[WRITTEN TASK] Take from the listing each line that has the string "altijd".

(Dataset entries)
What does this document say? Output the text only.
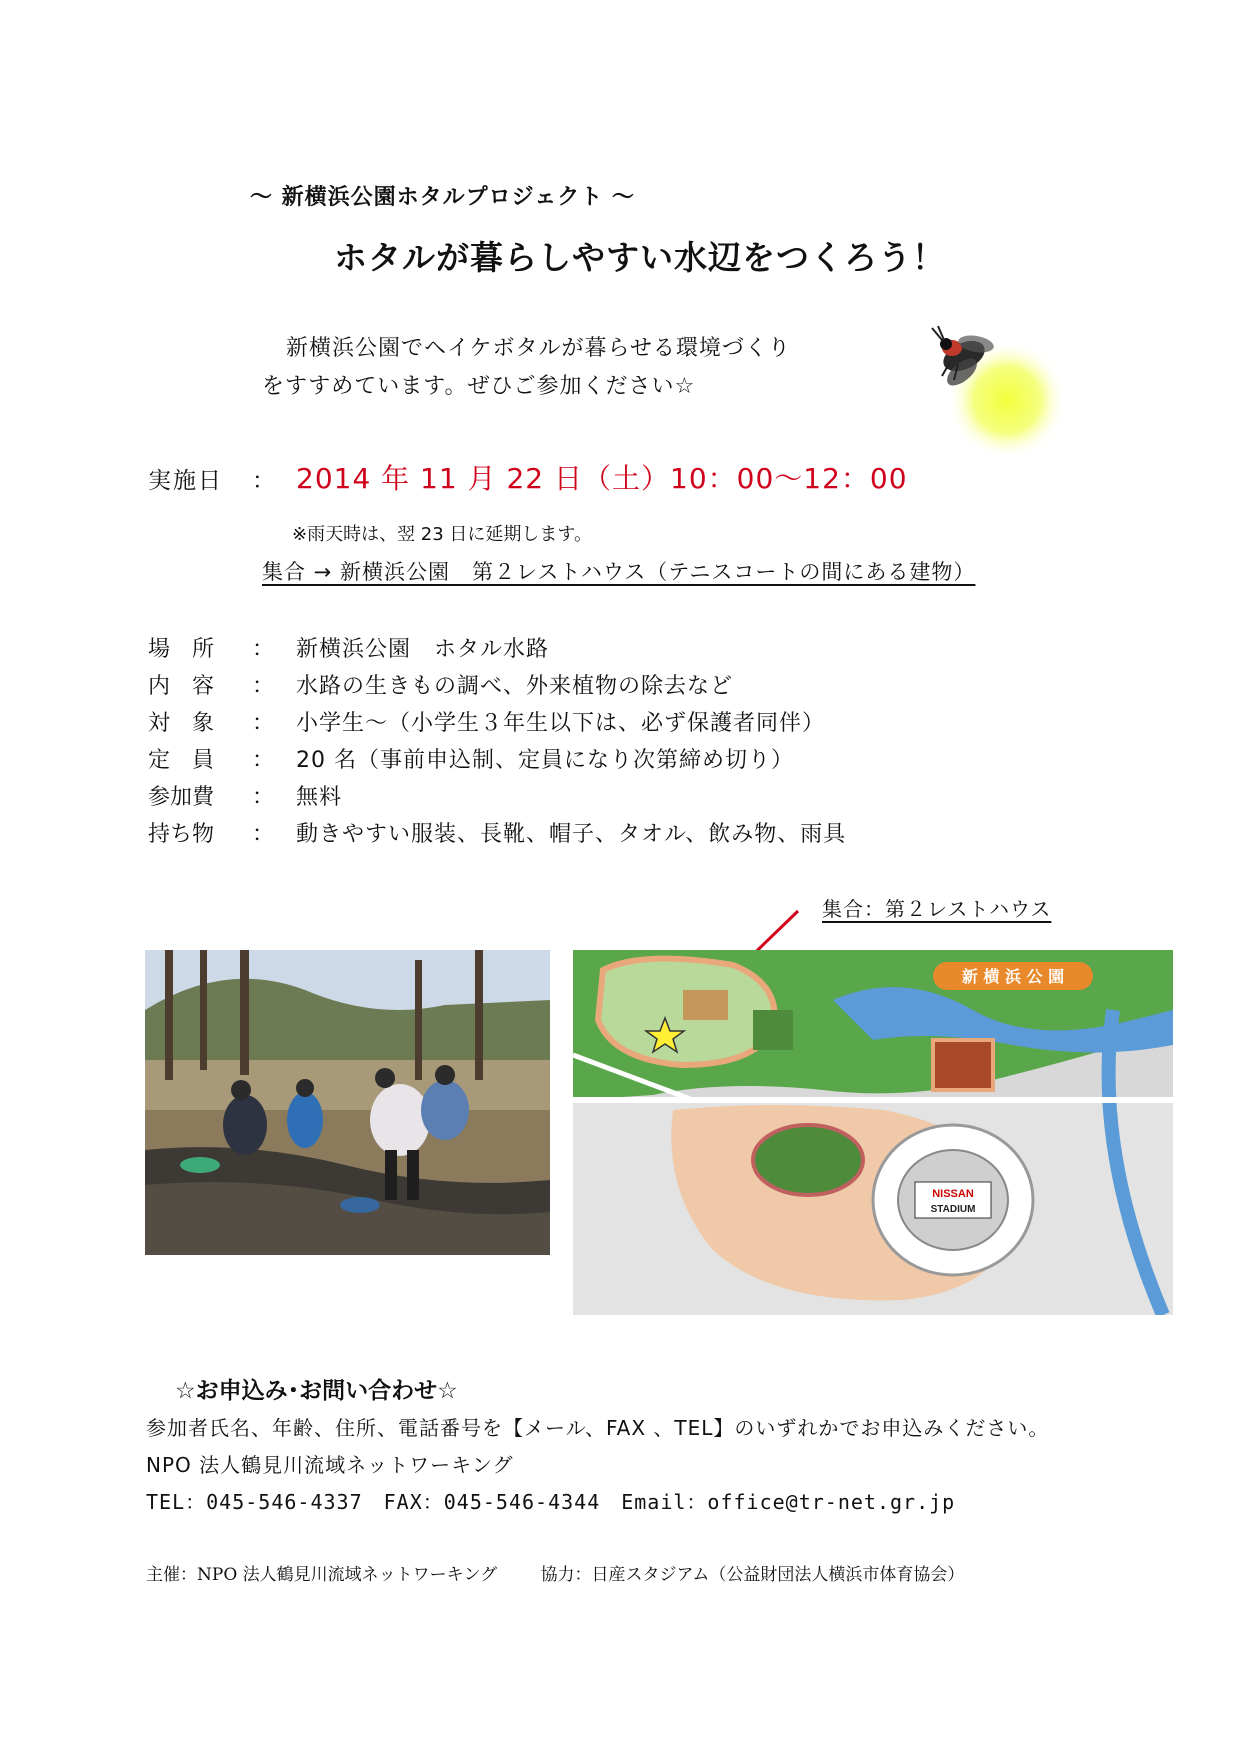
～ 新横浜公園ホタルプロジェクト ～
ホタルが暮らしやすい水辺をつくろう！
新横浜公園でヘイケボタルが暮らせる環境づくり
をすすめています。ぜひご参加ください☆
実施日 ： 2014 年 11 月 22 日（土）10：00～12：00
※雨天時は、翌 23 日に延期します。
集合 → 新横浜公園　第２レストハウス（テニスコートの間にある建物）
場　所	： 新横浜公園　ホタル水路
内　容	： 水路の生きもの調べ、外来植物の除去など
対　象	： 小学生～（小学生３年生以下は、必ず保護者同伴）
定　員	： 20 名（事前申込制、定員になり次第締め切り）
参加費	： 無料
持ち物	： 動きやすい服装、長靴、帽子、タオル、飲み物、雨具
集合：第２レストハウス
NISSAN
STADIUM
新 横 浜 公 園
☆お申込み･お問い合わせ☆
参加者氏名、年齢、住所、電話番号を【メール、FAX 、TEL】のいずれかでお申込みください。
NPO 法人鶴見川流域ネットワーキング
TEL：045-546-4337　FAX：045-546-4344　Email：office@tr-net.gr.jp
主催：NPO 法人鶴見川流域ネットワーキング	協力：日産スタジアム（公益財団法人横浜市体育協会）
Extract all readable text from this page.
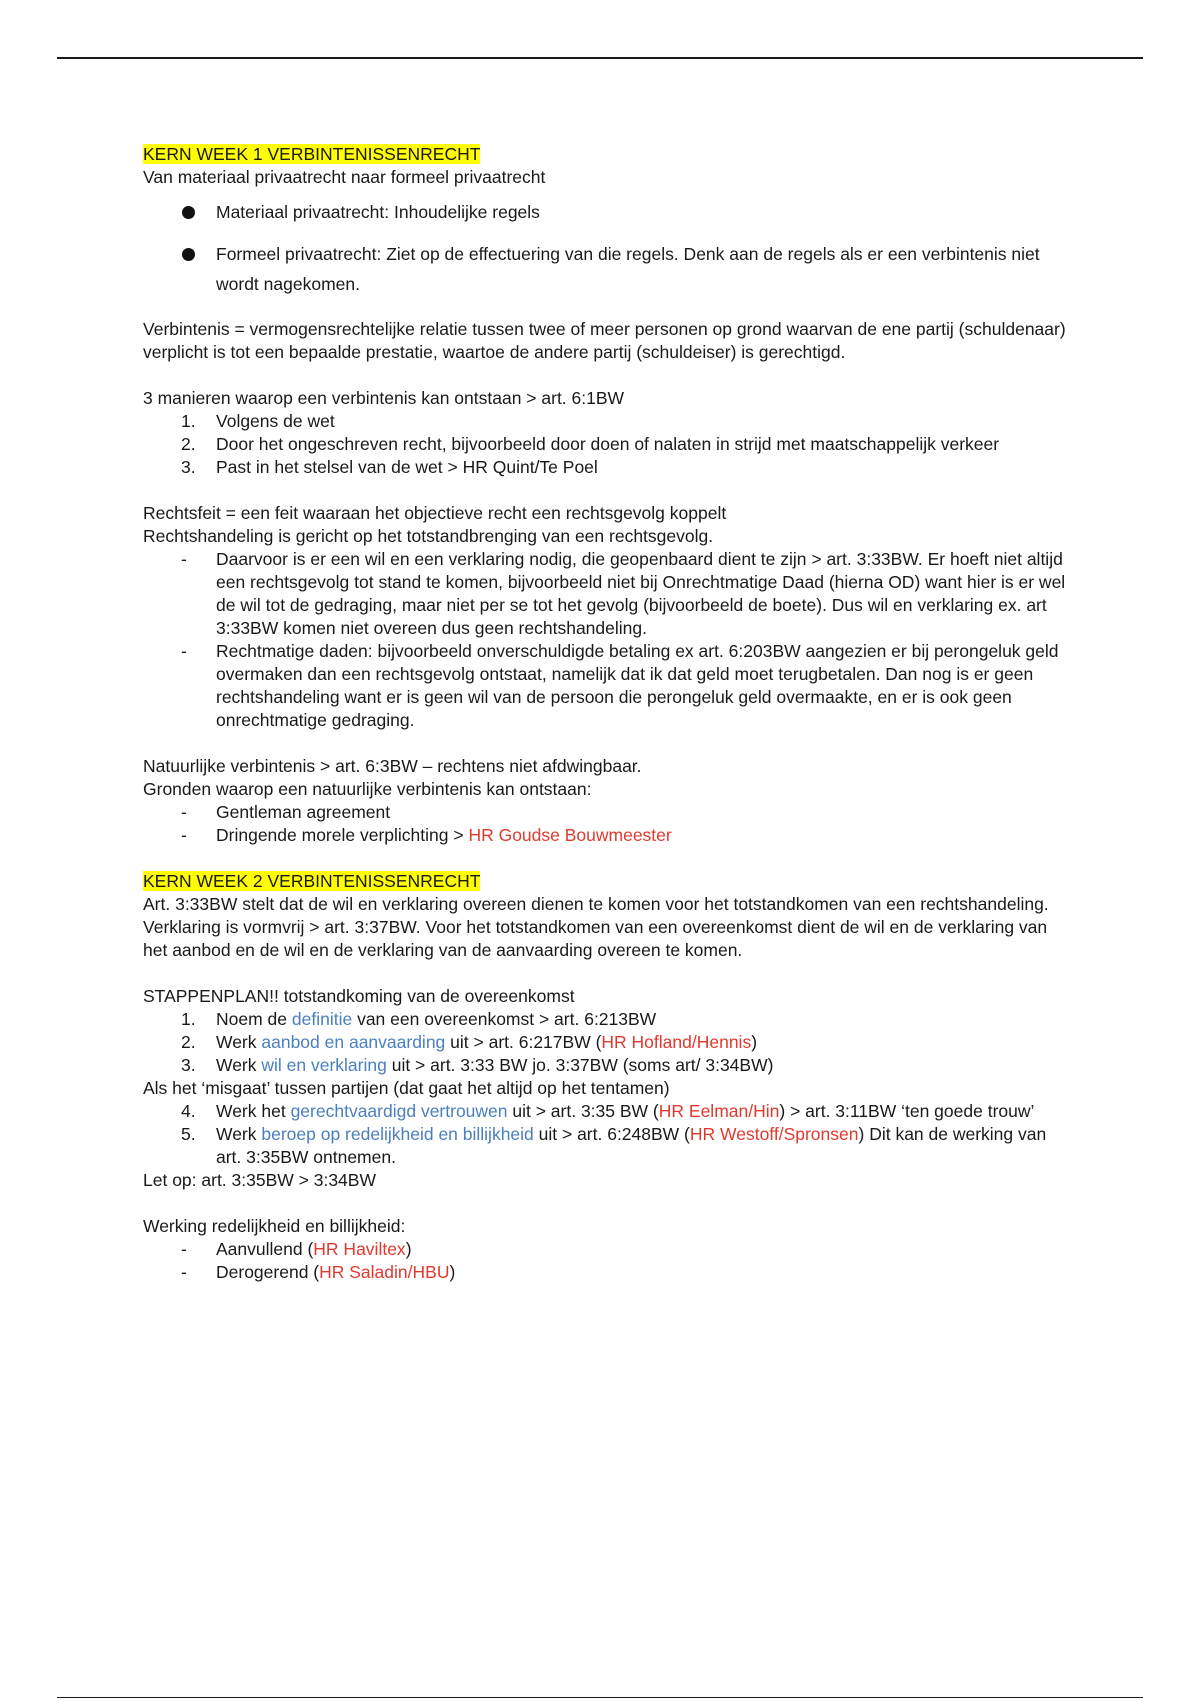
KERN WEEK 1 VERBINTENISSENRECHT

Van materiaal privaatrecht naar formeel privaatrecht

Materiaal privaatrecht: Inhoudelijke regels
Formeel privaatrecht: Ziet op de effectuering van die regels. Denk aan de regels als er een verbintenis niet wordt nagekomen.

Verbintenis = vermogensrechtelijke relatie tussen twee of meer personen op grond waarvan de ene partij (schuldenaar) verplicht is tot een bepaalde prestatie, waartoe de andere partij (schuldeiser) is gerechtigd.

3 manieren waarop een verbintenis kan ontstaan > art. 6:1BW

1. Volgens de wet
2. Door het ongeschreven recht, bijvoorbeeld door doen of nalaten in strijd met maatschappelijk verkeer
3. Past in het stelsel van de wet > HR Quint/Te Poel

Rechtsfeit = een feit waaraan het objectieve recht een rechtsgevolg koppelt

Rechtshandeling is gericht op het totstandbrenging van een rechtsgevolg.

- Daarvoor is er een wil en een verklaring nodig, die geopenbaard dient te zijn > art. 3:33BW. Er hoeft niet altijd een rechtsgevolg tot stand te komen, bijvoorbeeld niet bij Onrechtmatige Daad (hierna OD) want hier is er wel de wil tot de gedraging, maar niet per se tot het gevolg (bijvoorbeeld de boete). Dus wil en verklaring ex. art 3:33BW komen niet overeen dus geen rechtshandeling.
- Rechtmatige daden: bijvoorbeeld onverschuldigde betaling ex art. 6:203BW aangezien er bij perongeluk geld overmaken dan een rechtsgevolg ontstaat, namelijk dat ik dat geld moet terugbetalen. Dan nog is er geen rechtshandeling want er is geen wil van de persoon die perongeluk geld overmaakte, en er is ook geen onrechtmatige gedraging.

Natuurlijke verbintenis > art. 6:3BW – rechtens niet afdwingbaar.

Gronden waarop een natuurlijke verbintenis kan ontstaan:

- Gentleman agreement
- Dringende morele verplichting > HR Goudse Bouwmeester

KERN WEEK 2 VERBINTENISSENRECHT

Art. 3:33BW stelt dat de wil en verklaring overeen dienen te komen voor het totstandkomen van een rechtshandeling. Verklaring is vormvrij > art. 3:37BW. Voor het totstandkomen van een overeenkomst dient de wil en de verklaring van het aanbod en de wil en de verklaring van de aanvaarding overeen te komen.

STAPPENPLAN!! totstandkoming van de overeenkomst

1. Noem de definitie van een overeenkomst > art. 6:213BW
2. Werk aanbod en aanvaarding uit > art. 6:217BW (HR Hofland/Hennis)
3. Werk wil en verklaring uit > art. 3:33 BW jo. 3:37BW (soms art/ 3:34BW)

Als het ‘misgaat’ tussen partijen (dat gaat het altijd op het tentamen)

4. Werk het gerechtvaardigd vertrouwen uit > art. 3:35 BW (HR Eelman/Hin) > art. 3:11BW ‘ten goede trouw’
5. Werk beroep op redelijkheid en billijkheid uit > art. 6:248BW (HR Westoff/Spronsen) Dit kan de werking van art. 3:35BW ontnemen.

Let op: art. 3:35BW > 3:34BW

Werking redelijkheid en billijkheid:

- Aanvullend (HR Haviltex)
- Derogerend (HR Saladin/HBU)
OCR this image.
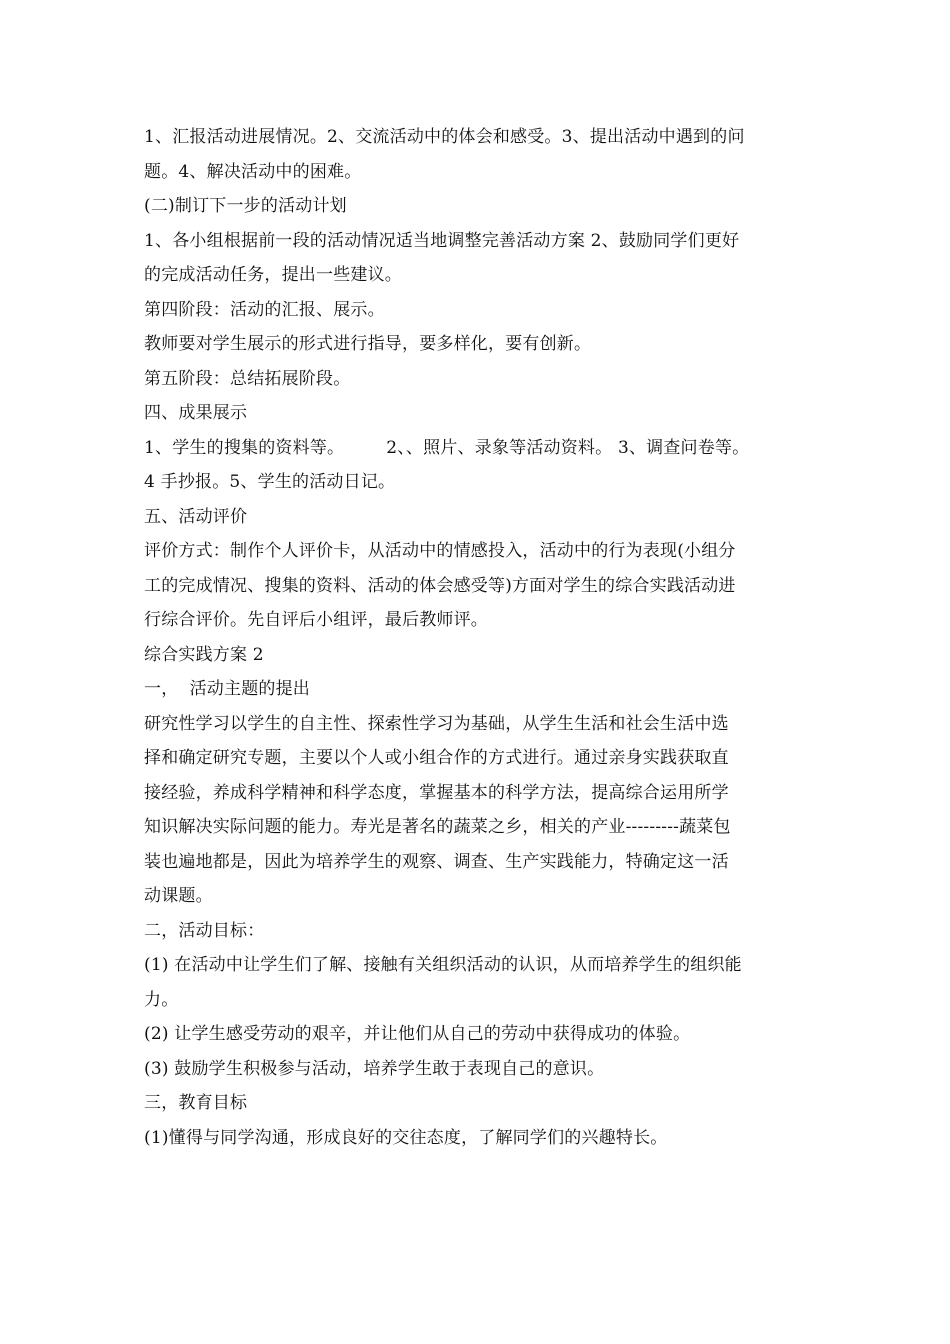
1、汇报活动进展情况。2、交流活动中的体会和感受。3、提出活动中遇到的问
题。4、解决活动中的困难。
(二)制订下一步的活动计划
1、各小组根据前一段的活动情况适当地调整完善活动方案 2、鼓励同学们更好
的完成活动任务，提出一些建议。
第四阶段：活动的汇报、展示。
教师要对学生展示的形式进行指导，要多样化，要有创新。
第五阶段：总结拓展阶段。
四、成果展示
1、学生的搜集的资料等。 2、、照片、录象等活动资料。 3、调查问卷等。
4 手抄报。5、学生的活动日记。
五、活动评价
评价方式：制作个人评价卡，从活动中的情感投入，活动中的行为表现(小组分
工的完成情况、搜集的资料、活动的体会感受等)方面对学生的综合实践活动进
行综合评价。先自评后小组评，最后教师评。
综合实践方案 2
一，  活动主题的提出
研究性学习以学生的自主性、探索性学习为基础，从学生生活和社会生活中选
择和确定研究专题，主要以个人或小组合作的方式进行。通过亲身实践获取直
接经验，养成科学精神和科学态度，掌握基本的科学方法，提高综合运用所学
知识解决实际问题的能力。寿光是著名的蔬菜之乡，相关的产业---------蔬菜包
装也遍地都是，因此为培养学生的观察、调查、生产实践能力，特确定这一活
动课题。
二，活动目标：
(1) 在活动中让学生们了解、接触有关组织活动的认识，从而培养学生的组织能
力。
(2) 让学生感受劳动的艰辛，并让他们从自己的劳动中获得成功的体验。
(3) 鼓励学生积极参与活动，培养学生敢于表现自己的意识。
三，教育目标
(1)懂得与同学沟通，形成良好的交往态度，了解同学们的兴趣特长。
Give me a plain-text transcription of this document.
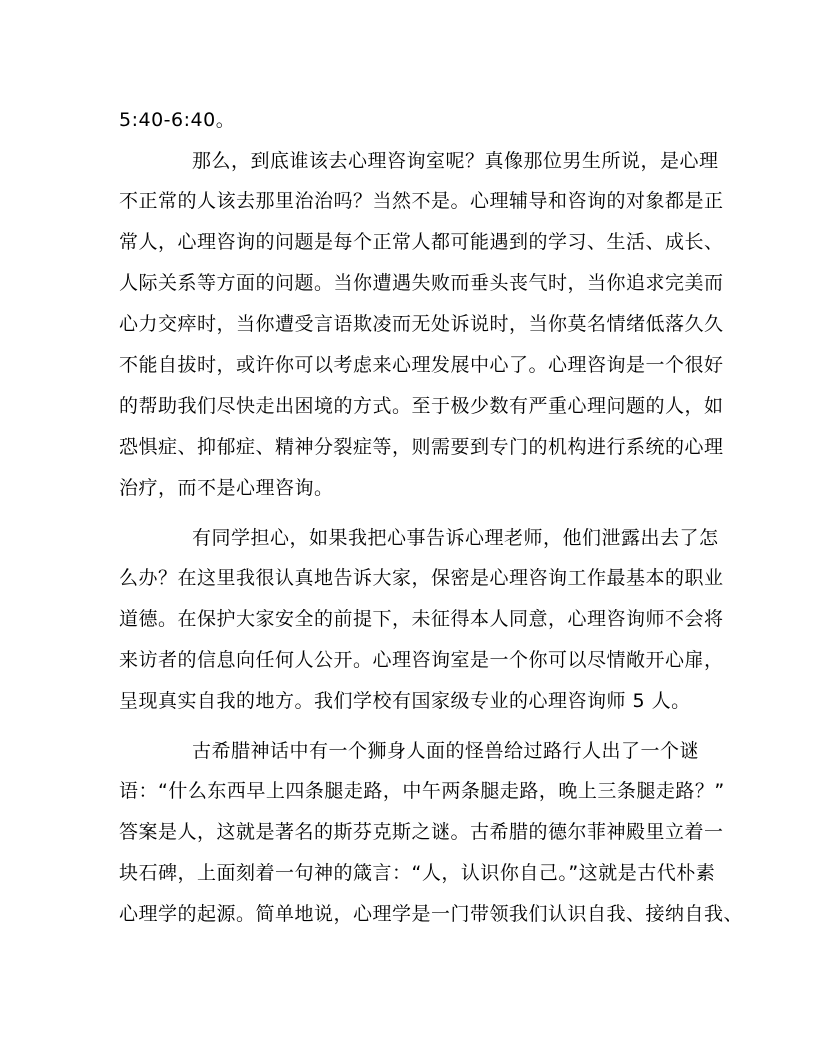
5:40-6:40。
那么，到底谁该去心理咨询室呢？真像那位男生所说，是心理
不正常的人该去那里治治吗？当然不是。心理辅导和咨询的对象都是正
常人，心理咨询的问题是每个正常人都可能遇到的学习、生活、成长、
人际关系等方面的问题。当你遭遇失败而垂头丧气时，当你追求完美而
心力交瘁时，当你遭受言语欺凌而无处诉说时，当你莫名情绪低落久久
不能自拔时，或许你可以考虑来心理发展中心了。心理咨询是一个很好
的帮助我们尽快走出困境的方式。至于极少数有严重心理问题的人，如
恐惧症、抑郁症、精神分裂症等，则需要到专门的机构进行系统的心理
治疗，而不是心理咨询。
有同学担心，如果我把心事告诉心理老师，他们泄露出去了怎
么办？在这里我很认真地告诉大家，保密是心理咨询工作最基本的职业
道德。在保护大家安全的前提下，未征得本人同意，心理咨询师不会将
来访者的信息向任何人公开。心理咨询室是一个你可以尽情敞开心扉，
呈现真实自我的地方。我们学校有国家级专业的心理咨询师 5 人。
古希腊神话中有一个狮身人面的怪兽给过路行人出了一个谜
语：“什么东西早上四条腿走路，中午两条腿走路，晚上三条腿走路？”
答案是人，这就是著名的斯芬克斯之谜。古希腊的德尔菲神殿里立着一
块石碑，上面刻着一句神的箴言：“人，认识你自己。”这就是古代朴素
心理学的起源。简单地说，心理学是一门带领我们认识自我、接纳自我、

[FINAL RESULT]
- Daarvoor is er een wil en een verklaring nodig, die geopenbaard dient te zijn > art. 3:33BW. Er hoeft niet altijd een rechtsgevolg tot stand te komen, bijvoorbeeld niet bij Onrechtmatige Daad (hierna OD) want hier is er wel de wil tot de gedraging, maar niet per se tot het gevolg (bijvoorbeeld de boete). Dus wil en verklaring ex. art 3:33BW komen niet overeen dus geen rechtshandeling.
Als het ‘misgaat’ tussen partijen (dat gaat het altijd op het tentamen)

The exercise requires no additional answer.